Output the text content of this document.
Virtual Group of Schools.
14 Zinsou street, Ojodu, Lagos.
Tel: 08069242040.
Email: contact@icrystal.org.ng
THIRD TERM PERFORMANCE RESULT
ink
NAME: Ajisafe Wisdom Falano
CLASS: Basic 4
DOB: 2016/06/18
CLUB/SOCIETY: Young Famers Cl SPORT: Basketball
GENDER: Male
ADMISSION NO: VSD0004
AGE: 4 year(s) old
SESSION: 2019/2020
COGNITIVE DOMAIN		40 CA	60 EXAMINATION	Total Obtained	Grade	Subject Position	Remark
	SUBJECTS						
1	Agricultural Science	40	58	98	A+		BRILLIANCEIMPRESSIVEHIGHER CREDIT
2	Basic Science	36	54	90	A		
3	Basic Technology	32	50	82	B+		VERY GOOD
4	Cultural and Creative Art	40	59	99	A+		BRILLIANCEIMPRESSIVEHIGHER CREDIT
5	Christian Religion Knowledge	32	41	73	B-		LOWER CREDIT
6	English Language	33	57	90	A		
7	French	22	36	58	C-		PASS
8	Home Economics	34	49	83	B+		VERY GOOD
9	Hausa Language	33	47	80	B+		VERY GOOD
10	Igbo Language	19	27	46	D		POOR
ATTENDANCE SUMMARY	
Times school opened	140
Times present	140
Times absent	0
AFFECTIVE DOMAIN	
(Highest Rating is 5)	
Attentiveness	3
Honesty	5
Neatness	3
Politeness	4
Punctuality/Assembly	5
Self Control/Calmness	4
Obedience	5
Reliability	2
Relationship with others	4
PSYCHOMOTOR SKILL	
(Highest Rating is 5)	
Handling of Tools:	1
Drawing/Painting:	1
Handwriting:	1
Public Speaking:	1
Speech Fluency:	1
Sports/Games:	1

───

[Your objective]:
Transcribe all of the entries without altering anything.

[Answer in full]:
Output the text content of this document.
Virtual Group of Schools.
14 Zinsou street, Ojodu, Lagos.
Tel: 08069242040.
Email: contact@icrystal.org.ng
THIRD TERM PERFORMANCE RESULT
ink
NAME: Ajisafe Wisdom Falano
CLASS: Basic 4
DOB: 2016/06/18
CLUB/SOCIETY: Young Famers Cl SPORT: Basketball
GENDER: Male
ADMISSION NO: VSD0004
AGE: 4 year(s) old
SESSION: 2019/2020
COGNITIVE DOMAIN		40 CA	60 EXAMINATION	Total Obtained	Grade	Subject Position	Remark
	SUBJECTS						
1	Agricultural Science	40	58	98	A+		BRILLIANCEIMPRESSIVEHIGHER CREDIT
2	Basic Science	36	54	90	A		
3	Basic Technology	32	50	82	B+		VERY GOOD
4	Cultural and Creative Art	40	59	99	A+		BRILLIANCEIMPRESSIVEHIGHER CREDIT
5	Christian Religion Knowledge	32	41	73	B-		LOWER CREDIT
6	English Language	33	57	90	A		
7	French	22	36	58	C-		PASS
8	Home Economics	34	49	83	B+		VERY GOOD
9	Hausa Language	33	47	80	B+		VERY GOOD
10	Igbo Language	19	27	46	D		POOR
ATTENDANCE SUMMARY	
Times school opened	140
Times present	140
Times absent	0
AFFECTIVE DOMAIN	
(Highest Rating is 5)	
Attentiveness	3
Honesty	5
Neatness	3
Politeness	4
Punctuality/Assembly	5
Self Control/Calmness	4
Obedience	5
Reliability	2
Relationship with others	4
PSYCHOMOTOR SKILL	
(Highest Rating is 5)	
Handling of Tools:	1
Drawing/Painting:	1
Handwriting:	1
Public Speaking:	1
Speech Fluency:	1
Sports/Games:	1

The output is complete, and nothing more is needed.